▶ _Description of the task_
Quote the records that follow in full and exactly; leave out the pictures.
──────── Material supplied ────────
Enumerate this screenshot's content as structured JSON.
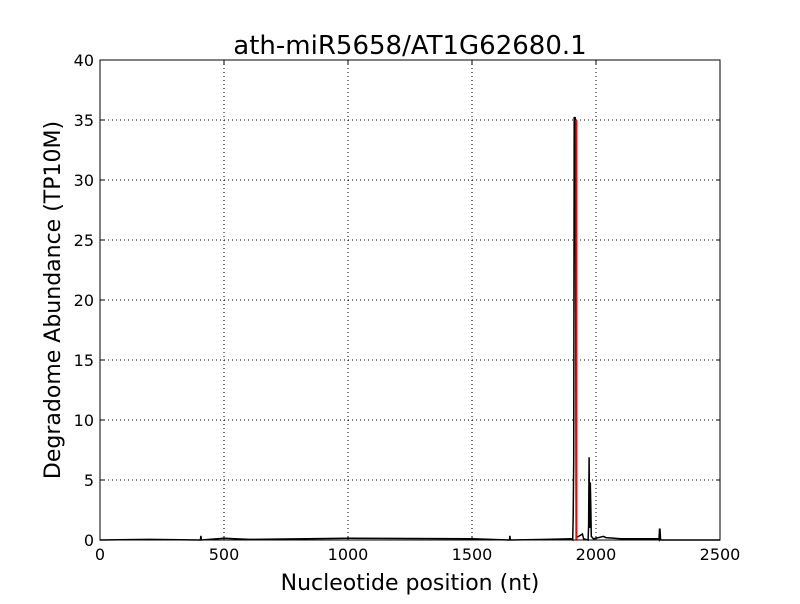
{
  "chart_data": {
    "type": "line",
    "title": "ath-miR5658/AT1G62680.1",
    "xlabel": "Nucleotide position (nt)",
    "ylabel": "Degradome Abundance (TP10M)",
    "xlim": [
      0,
      2500
    ],
    "ylim": [
      0,
      40
    ],
    "xticks": [
      0,
      500,
      1000,
      1500,
      2000,
      2500
    ],
    "yticks": [
      0,
      5,
      10,
      15,
      20,
      25,
      30,
      35,
      40
    ],
    "grid": true,
    "series": [
      {
        "color": "#000000",
        "points": [
          [
            0,
            0
          ],
          [
            200,
            0.05
          ],
          [
            405,
            0
          ],
          [
            407,
            0.35
          ],
          [
            409,
            0
          ],
          [
            500,
            0.15
          ],
          [
            600,
            0.05
          ],
          [
            1000,
            0.15
          ],
          [
            1500,
            0.1
          ],
          [
            1651,
            0
          ],
          [
            1653,
            0.35
          ],
          [
            1655,
            0
          ],
          [
            1800,
            0.05
          ],
          [
            1900,
            0.1
          ],
          [
            1906,
            0
          ],
          [
            1908,
            2.0
          ],
          [
            1910,
            6.5
          ],
          [
            1912,
            35.2
          ],
          [
            1916,
            35.2
          ],
          [
            1918,
            18.7
          ],
          [
            1920,
            0.2
          ],
          [
            1930,
            0.3
          ],
          [
            1945,
            0.5
          ],
          [
            1950,
            0.1
          ],
          [
            1968,
            0
          ],
          [
            1970,
            1.2
          ],
          [
            1972,
            6.9
          ],
          [
            1974,
            1.0
          ],
          [
            1977,
            4.8
          ],
          [
            1979,
            2.8
          ],
          [
            1981,
            0.3
          ],
          [
            1990,
            0.1
          ],
          [
            2030,
            0.3
          ],
          [
            2040,
            0.2
          ],
          [
            2100,
            0.1
          ],
          [
            2250,
            0.1
          ],
          [
            2254,
            0
          ],
          [
            2256,
            0.9
          ],
          [
            2258,
            0.9
          ],
          [
            2260,
            0.1
          ],
          [
            2262,
            0
          ],
          [
            2500,
            0
          ]
        ]
      }
    ],
    "vline": {
      "x": 1921,
      "ymax": 35,
      "color": "#ff0000"
    }
  }
}
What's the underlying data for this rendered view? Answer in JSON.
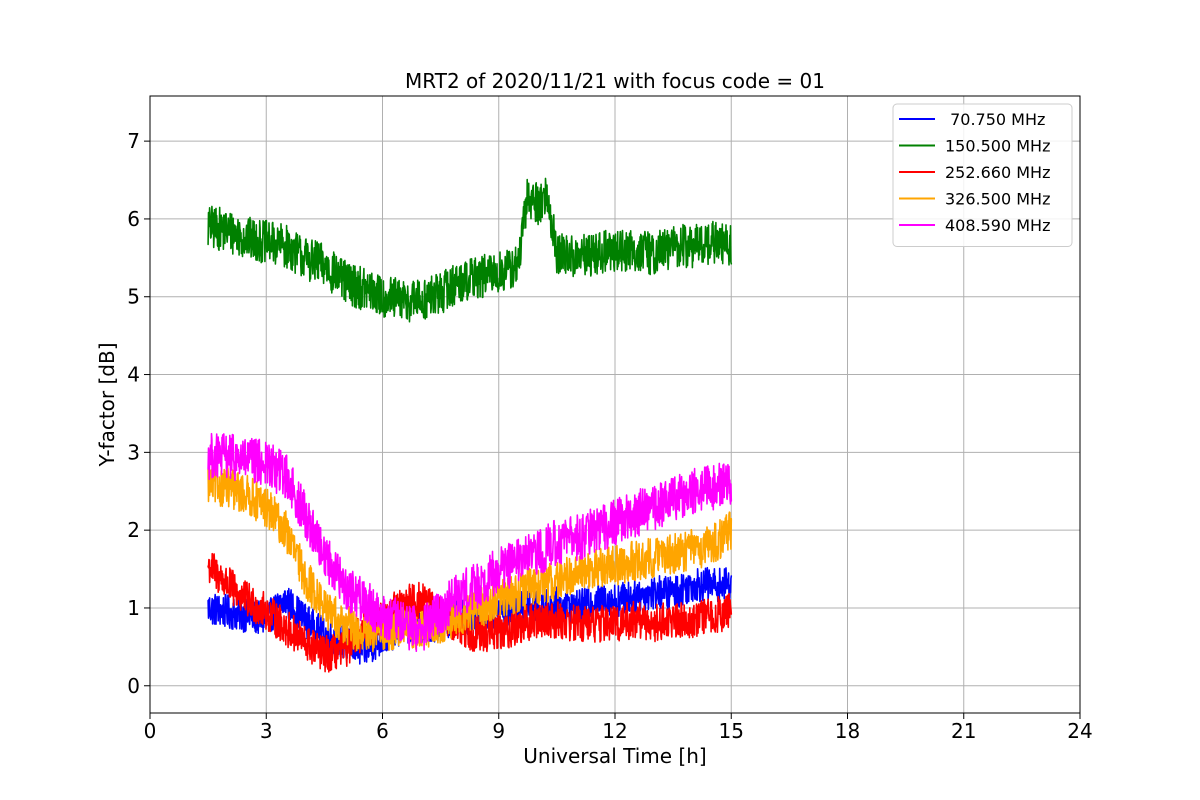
{
  "chart_data": {
    "type": "line",
    "title": "MRT2 of 2020/11/21 with focus code = 01",
    "xlabel": "Universal Time [h]",
    "ylabel": "Y-factor [dB]",
    "xlim": [
      0,
      24
    ],
    "ylim": [
      -0.35,
      7.58
    ],
    "xticks": [
      0,
      3,
      6,
      9,
      12,
      15,
      18,
      21,
      24
    ],
    "yticks": [
      0,
      1,
      2,
      3,
      4,
      5,
      6,
      7
    ],
    "grid": true,
    "legend_position": "top-right",
    "series": [
      {
        "name": " 70.750 MHz",
        "color": "#0000ff",
        "x": [
          1.5,
          2.0,
          2.5,
          3.0,
          3.5,
          4.0,
          4.5,
          5.0,
          5.5,
          6.0,
          6.5,
          7.0,
          7.5,
          8.0,
          8.5,
          9.0,
          9.5,
          10.0,
          10.5,
          11.0,
          11.5,
          12.0,
          12.5,
          13.0,
          13.5,
          14.0,
          14.5,
          15.0
        ],
        "y": [
          1.0,
          0.95,
          0.9,
          0.85,
          1.1,
          0.85,
          0.65,
          0.55,
          0.45,
          0.6,
          0.75,
          0.75,
          0.8,
          0.9,
          0.85,
          0.95,
          1.0,
          1.0,
          1.05,
          1.0,
          1.1,
          1.1,
          1.15,
          1.2,
          1.2,
          1.3,
          1.3,
          1.3
        ],
        "noise": 0.22
      },
      {
        "name": "150.500 MHz",
        "color": "#008000",
        "x": [
          1.5,
          2.0,
          2.5,
          3.0,
          3.5,
          4.0,
          4.5,
          5.0,
          5.5,
          6.0,
          6.5,
          7.0,
          7.5,
          8.0,
          8.5,
          9.0,
          9.5,
          9.75,
          10.0,
          10.25,
          10.5,
          11.0,
          11.5,
          12.0,
          12.5,
          13.0,
          13.5,
          14.0,
          14.5,
          15.0
        ],
        "y": [
          5.9,
          5.85,
          5.75,
          5.7,
          5.65,
          5.5,
          5.4,
          5.2,
          5.1,
          5.0,
          4.95,
          4.95,
          5.05,
          5.2,
          5.25,
          5.3,
          5.4,
          6.3,
          6.2,
          6.3,
          5.55,
          5.5,
          5.55,
          5.6,
          5.6,
          5.55,
          5.65,
          5.65,
          5.7,
          5.65
        ],
        "noise": 0.28
      },
      {
        "name": "252.660 MHz",
        "color": "#ff0000",
        "x": [
          1.5,
          2.0,
          2.5,
          3.0,
          3.5,
          4.0,
          4.5,
          5.0,
          5.5,
          6.0,
          6.5,
          7.0,
          7.5,
          8.0,
          8.5,
          9.0,
          9.5,
          10.0,
          10.5,
          11.0,
          11.5,
          12.0,
          12.5,
          13.0,
          13.5,
          14.0,
          14.5,
          15.0
        ],
        "y": [
          1.55,
          1.3,
          1.1,
          0.95,
          0.75,
          0.55,
          0.4,
          0.45,
          0.7,
          0.85,
          1.05,
          1.1,
          0.9,
          0.75,
          0.65,
          0.7,
          0.75,
          0.85,
          0.85,
          0.8,
          0.8,
          0.8,
          0.85,
          0.8,
          0.85,
          0.85,
          0.9,
          0.95
        ],
        "noise": 0.24
      },
      {
        "name": "326.500 MHz",
        "color": "#ffa500",
        "x": [
          1.5,
          2.0,
          2.5,
          3.0,
          3.5,
          4.0,
          4.5,
          5.0,
          5.5,
          6.0,
          6.5,
          7.0,
          7.5,
          8.0,
          8.5,
          9.0,
          9.5,
          10.0,
          10.5,
          11.0,
          11.5,
          12.0,
          12.5,
          13.0,
          13.5,
          14.0,
          14.5,
          15.0
        ],
        "y": [
          2.6,
          2.55,
          2.45,
          2.3,
          2.0,
          1.4,
          1.0,
          0.8,
          0.65,
          0.7,
          0.75,
          0.7,
          0.8,
          0.9,
          1.0,
          1.1,
          1.2,
          1.3,
          1.35,
          1.45,
          1.5,
          1.55,
          1.6,
          1.65,
          1.7,
          1.75,
          1.8,
          2.0
        ],
        "noise": 0.26
      },
      {
        "name": "408.590 MHz",
        "color": "#ff00ff",
        "x": [
          1.5,
          2.0,
          2.5,
          3.0,
          3.5,
          4.0,
          4.5,
          5.0,
          5.5,
          6.0,
          6.5,
          7.0,
          7.5,
          8.0,
          8.5,
          9.0,
          9.5,
          10.0,
          10.5,
          11.0,
          11.5,
          12.0,
          12.5,
          13.0,
          13.5,
          14.0,
          14.5,
          15.0
        ],
        "y": [
          2.95,
          2.95,
          2.9,
          2.85,
          2.7,
          2.2,
          1.7,
          1.3,
          1.1,
          0.9,
          0.8,
          0.7,
          0.95,
          1.2,
          1.3,
          1.5,
          1.6,
          1.7,
          1.85,
          1.9,
          2.0,
          2.1,
          2.2,
          2.3,
          2.4,
          2.5,
          2.55,
          2.6
        ],
        "noise": 0.3
      }
    ]
  }
}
────────
▶ _Solution below_
Enumerate this screenshot's content as structured JSON.
{
  "chart_data": {
    "type": "line",
    "title": "ath-miR5658/AT1G62680.1",
    "xlabel": "Nucleotide position (nt)",
    "ylabel": "Degradome Abundance (TP10M)",
    "xlim": [
      0,
      2500
    ],
    "ylim": [
      0,
      40
    ],
    "xticks": [
      0,
      500,
      1000,
      1500,
      2000,
      2500
    ],
    "yticks": [
      0,
      5,
      10,
      15,
      20,
      25,
      30,
      35,
      40
    ],
    "grid": true,
    "series": [
      {
        "color": "#000000",
        "points": [
          [
            0,
            0
          ],
          [
            200,
            0.05
          ],
          [
            405,
            0
          ],
          [
            407,
            0.35
          ],
          [
            409,
            0
          ],
          [
            500,
            0.15
          ],
          [
            600,
            0.05
          ],
          [
            1000,
            0.15
          ],
          [
            1500,
            0.1
          ],
          [
            1651,
            0
          ],
          [
            1653,
            0.35
          ],
          [
            1655,
            0
          ],
          [
            1800,
            0.05
          ],
          [
            1900,
            0.1
          ],
          [
            1906,
            0
          ],
          [
            1908,
            2.0
          ],
          [
            1910,
            6.5
          ],
          [
            1912,
            35.2
          ],
          [
            1916,
            35.2
          ],
          [
            1918,
            18.7
          ],
          [
            1920,
            0.2
          ],
          [
            1930,
            0.3
          ],
          [
            1945,
            0.5
          ],
          [
            1950,
            0.1
          ],
          [
            1968,
            0
          ],
          [
            1970,
            1.2
          ],
          [
            1972,
            6.9
          ],
          [
            1974,
            1.0
          ],
          [
            1977,
            4.8
          ],
          [
            1979,
            2.8
          ],
          [
            1981,
            0.3
          ],
          [
            1990,
            0.1
          ],
          [
            2030,
            0.3
          ],
          [
            2040,
            0.2
          ],
          [
            2100,
            0.1
          ],
          [
            2250,
            0.1
          ],
          [
            2254,
            0
          ],
          [
            2256,
            0.9
          ],
          [
            2258,
            0.9
          ],
          [
            2260,
            0.1
          ],
          [
            2262,
            0
          ],
          [
            2500,
            0
          ]
        ]
      }
    ],
    "vline": {
      "x": 1921,
      "ymax": 35,
      "color": "#ff0000"
    }
  }
}
What's the underlying data for this rendered view? Answer in JSON.
{
  "chart_data": {
    "type": "line",
    "title": "MRT2 of 2020/11/21 with focus code = 01",
    "xlabel": "Universal Time [h]",
    "ylabel": "Y-factor [dB]",
    "xlim": [
      0,
      24
    ],
    "ylim": [
      -0.35,
      7.58
    ],
    "xticks": [
      0,
      3,
      6,
      9,
      12,
      15,
      18,
      21,
      24
    ],
    "yticks": [
      0,
      1,
      2,
      3,
      4,
      5,
      6,
      7
    ],
    "grid": true,
    "legend_position": "top-right",
    "series": [
      {
        "name": " 70.750 MHz",
        "color": "#0000ff",
        "x": [
          1.5,
          2.0,
          2.5,
          3.0,
          3.5,
          4.0,
          4.5,
          5.0,
          5.5,
          6.0,
          6.5,
          7.0,
          7.5,
          8.0,
          8.5,
          9.0,
          9.5,
          10.0,
          10.5,
          11.0,
          11.5,
          12.0,
          12.5,
          13.0,
          13.5,
          14.0,
          14.5,
          15.0
        ],
        "y": [
          1.0,
          0.95,
          0.9,
          0.85,
          1.1,
          0.85,
          0.65,
          0.55,
          0.45,
          0.6,
          0.75,
          0.75,
          0.8,
          0.9,
          0.85,
          0.95,
          1.0,
          1.0,
          1.05,
          1.0,
          1.1,
          1.1,
          1.15,
          1.2,
          1.2,
          1.3,
          1.3,
          1.3
        ],
        "noise": 0.22
      },
      {
        "name": "150.500 MHz",
        "color": "#008000",
        "x": [
          1.5,
          2.0,
          2.5,
          3.0,
          3.5,
          4.0,
          4.5,
          5.0,
          5.5,
          6.0,
          6.5,
          7.0,
          7.5,
          8.0,
          8.5,
          9.0,
          9.5,
          9.75,
          10.0,
          10.25,
          10.5,
          11.0,
          11.5,
          12.0,
          12.5,
          13.0,
          13.5,
          14.0,
          14.5,
          15.0
        ],
        "y": [
          5.9,
          5.85,
          5.75,
          5.7,
          5.65,
          5.5,
          5.4,
          5.2,
          5.1,
          5.0,
          4.95,
          4.95,
          5.05,
          5.2,
          5.25,
          5.3,
          5.4,
          6.3,
          6.2,
          6.3,
          5.55,
          5.5,
          5.55,
          5.6,
          5.6,
          5.55,
          5.65,
          5.65,
          5.7,
          5.65
        ],
        "noise": 0.28
      },
      {
        "name": "252.660 MHz",
        "color": "#ff0000",
        "x": [
          1.5,
          2.0,
          2.5,
          3.0,
          3.5,
          4.0,
          4.5,
          5.0,
          5.5,
          6.0,
          6.5,
          7.0,
          7.5,
          8.0,
          8.5,
          9.0,
          9.5,
          10.0,
          10.5,
          11.0,
          11.5,
          12.0,
          12.5,
          13.0,
          13.5,
          14.0,
          14.5,
          15.0
        ],
        "y": [
          1.55,
          1.3,
          1.1,
          0.95,
          0.75,
          0.55,
          0.4,
          0.45,
          0.7,
          0.85,
          1.05,
          1.1,
          0.9,
          0.75,
          0.65,
          0.7,
          0.75,
          0.85,
          0.85,
          0.8,
          0.8,
          0.8,
          0.85,
          0.8,
          0.85,
          0.85,
          0.9,
          0.95
        ],
        "noise": 0.24
      },
      {
        "name": "326.500 MHz",
        "color": "#ffa500",
        "x": [
          1.5,
          2.0,
          2.5,
          3.0,
          3.5,
          4.0,
          4.5,
          5.0,
          5.5,
          6.0,
          6.5,
          7.0,
          7.5,
          8.0,
          8.5,
          9.0,
          9.5,
          10.0,
          10.5,
          11.0,
          11.5,
          12.0,
          12.5,
          13.0,
          13.5,
          14.0,
          14.5,
          15.0
        ],
        "y": [
          2.6,
          2.55,
          2.45,
          2.3,
          2.0,
          1.4,
          1.0,
          0.8,
          0.65,
          0.7,
          0.75,
          0.7,
          0.8,
          0.9,
          1.0,
          1.1,
          1.2,
          1.3,
          1.35,
          1.45,
          1.5,
          1.55,
          1.6,
          1.65,
          1.7,
          1.75,
          1.8,
          2.0
        ],
        "noise": 0.26
      },
      {
        "name": "408.590 MHz",
        "color": "#ff00ff",
        "x": [
          1.5,
          2.0,
          2.5,
          3.0,
          3.5,
          4.0,
          4.5,
          5.0,
          5.5,
          6.0,
          6.5,
          7.0,
          7.5,
          8.0,
          8.5,
          9.0,
          9.5,
          10.0,
          10.5,
          11.0,
          11.5,
          12.0,
          12.5,
          13.0,
          13.5,
          14.0,
          14.5,
          15.0
        ],
        "y": [
          2.95,
          2.95,
          2.9,
          2.85,
          2.7,
          2.2,
          1.7,
          1.3,
          1.1,
          0.9,
          0.8,
          0.7,
          0.95,
          1.2,
          1.3,
          1.5,
          1.6,
          1.7,
          1.85,
          1.9,
          2.0,
          2.1,
          2.2,
          2.3,
          2.4,
          2.5,
          2.55,
          2.6
        ],
        "noise": 0.3
      }
    ]
  }
}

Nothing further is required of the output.